■ **To do**:
From the line containing "Give me a plain-text" to the end of the data, retype every line exactly and nothing else. Drop the pictures.

— BEGIN —

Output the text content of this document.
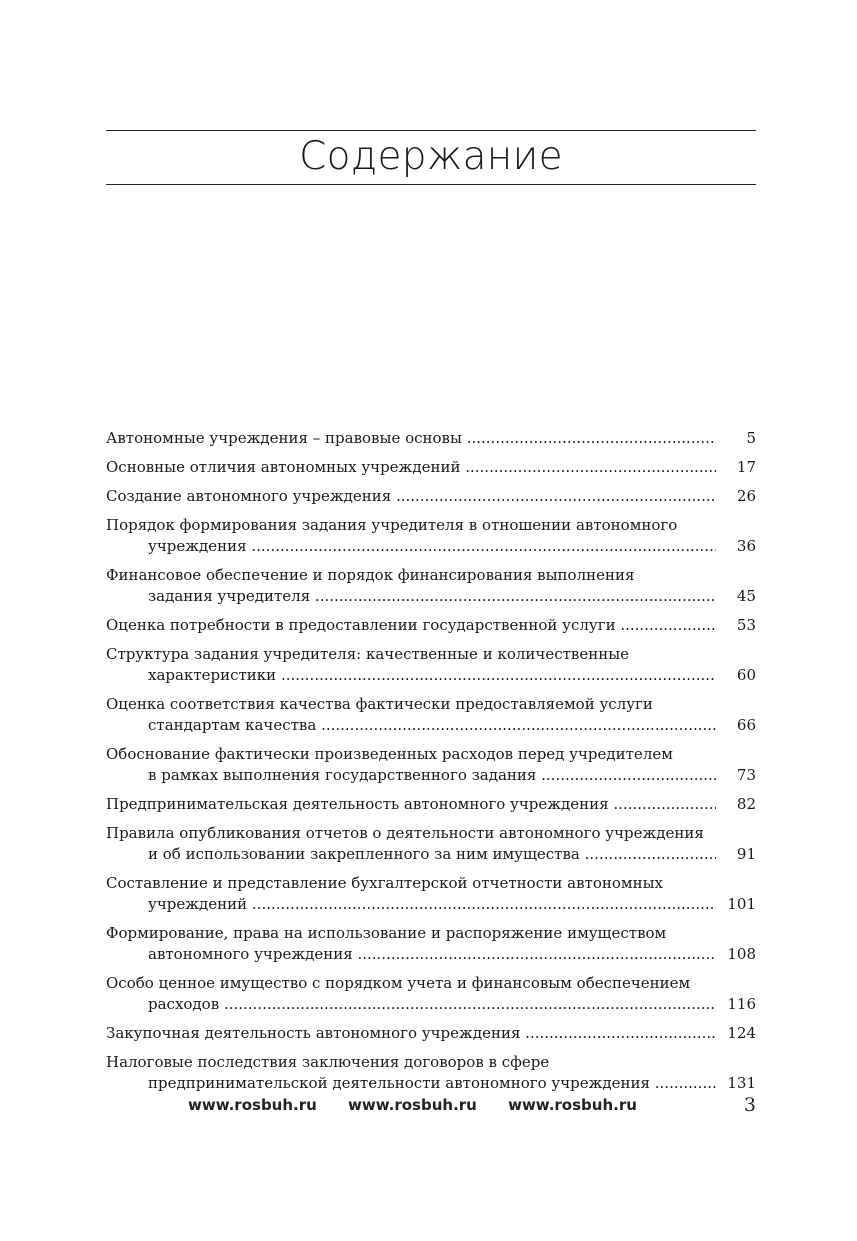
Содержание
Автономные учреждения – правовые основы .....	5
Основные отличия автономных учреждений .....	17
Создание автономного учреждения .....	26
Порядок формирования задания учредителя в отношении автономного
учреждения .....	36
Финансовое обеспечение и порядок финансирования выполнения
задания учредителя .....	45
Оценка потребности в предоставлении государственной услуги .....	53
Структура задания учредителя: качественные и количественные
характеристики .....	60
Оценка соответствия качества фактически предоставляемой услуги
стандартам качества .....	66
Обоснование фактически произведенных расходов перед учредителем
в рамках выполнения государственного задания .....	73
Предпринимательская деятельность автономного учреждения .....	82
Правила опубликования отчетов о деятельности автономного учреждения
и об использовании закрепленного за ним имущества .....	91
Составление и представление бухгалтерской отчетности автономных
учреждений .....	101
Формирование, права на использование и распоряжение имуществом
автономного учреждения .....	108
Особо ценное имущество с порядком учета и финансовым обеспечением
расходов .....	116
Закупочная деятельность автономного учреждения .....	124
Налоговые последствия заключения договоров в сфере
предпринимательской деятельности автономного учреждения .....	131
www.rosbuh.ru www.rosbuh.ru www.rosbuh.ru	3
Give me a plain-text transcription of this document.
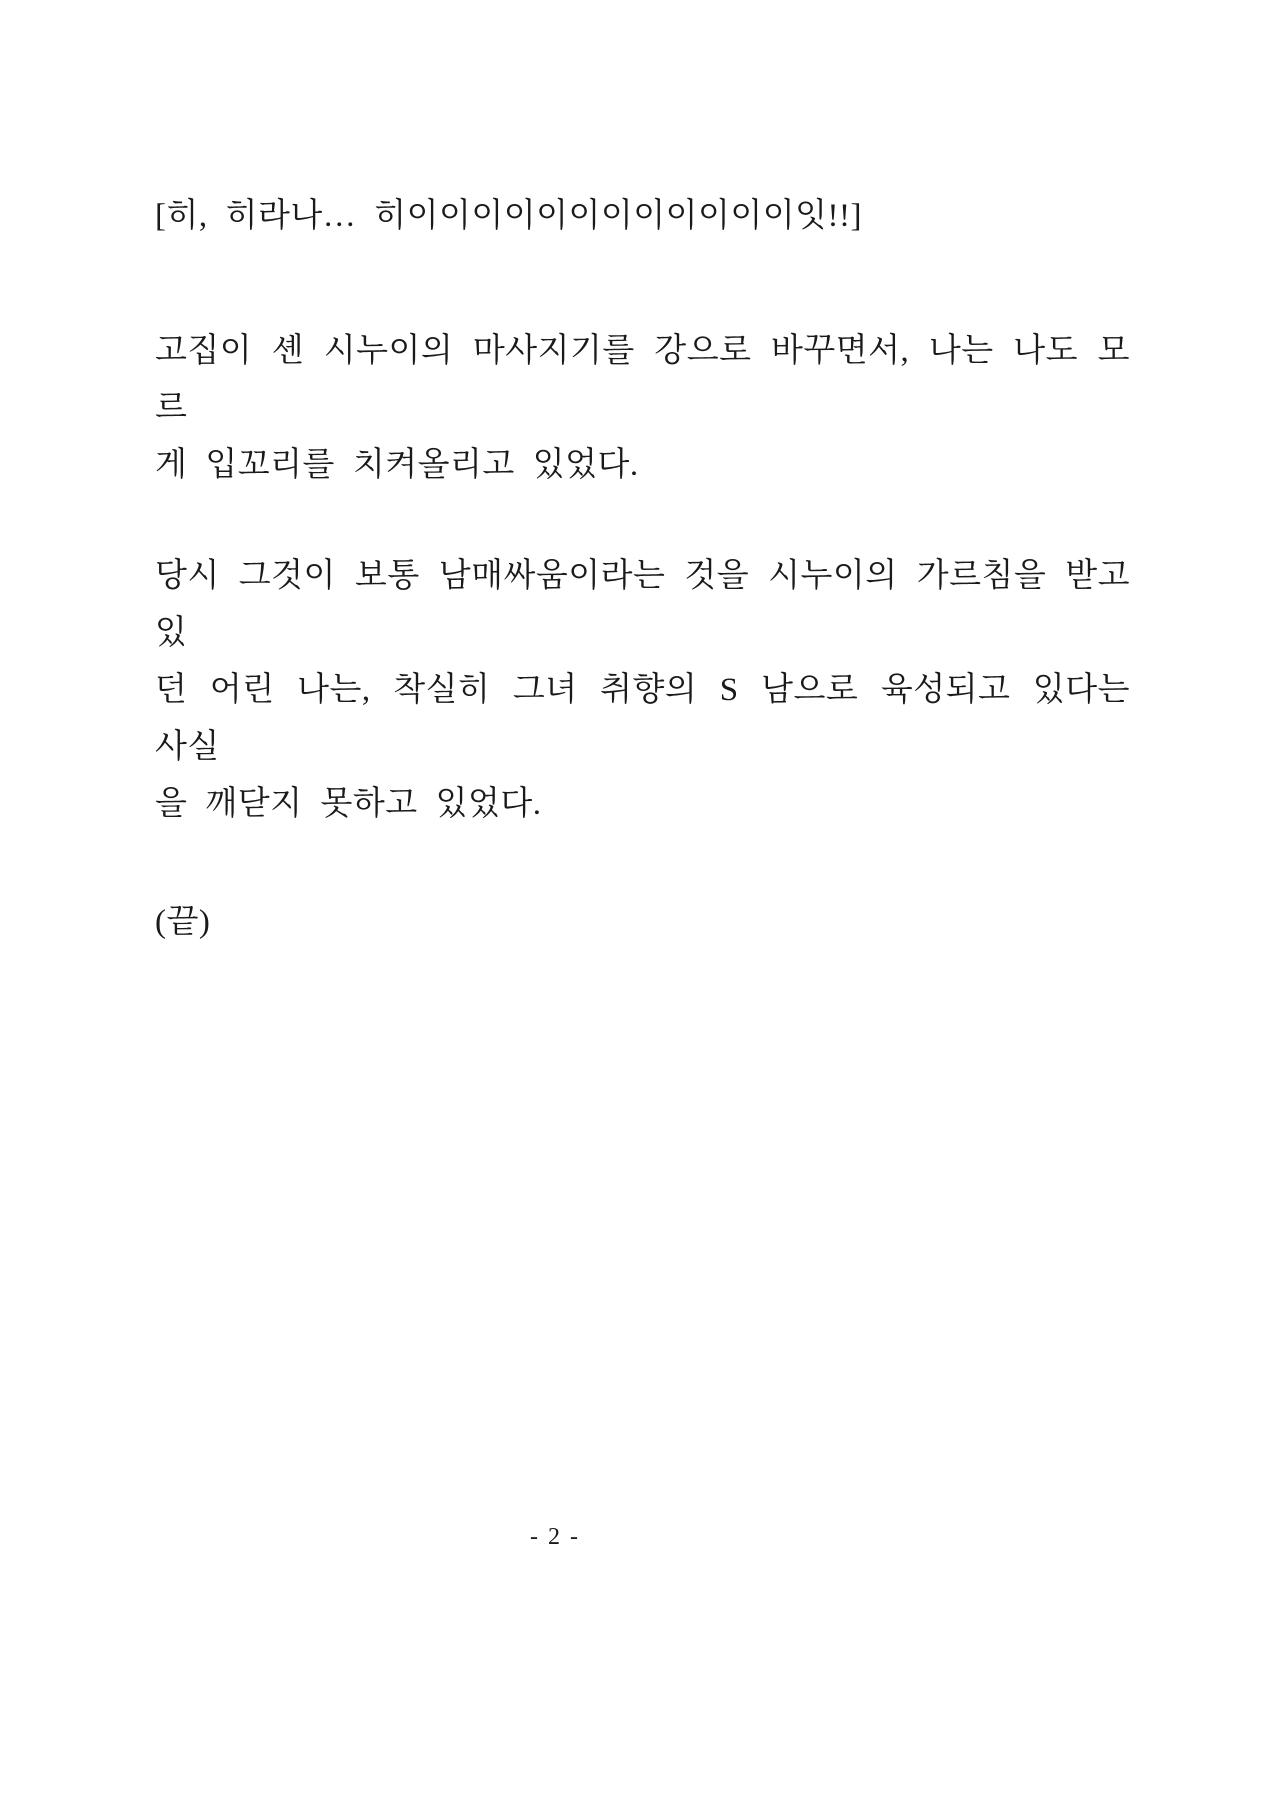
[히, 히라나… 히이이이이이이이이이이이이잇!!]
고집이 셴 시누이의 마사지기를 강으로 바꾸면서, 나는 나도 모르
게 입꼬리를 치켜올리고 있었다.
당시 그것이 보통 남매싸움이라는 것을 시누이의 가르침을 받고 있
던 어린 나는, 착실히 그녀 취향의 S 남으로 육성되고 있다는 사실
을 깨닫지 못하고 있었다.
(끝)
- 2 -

— END —

■ **Finished exercise**:
Give me a plain-text transcription of this document.
[히, 히라나… 히이이이이이이이이이이이이잇!!]
고집이 셴 시누이의 마사지기를 강으로 바꾸면서, 나는 나도 모르
게 입꼬리를 치켜올리고 있었다.
당시 그것이 보통 남매싸움이라는 것을 시누이의 가르침을 받고 있
던 어린 나는, 착실히 그녀 취향의 S 남으로 육성되고 있다는 사실
을 깨닫지 못하고 있었다.
(끝)
- 2 -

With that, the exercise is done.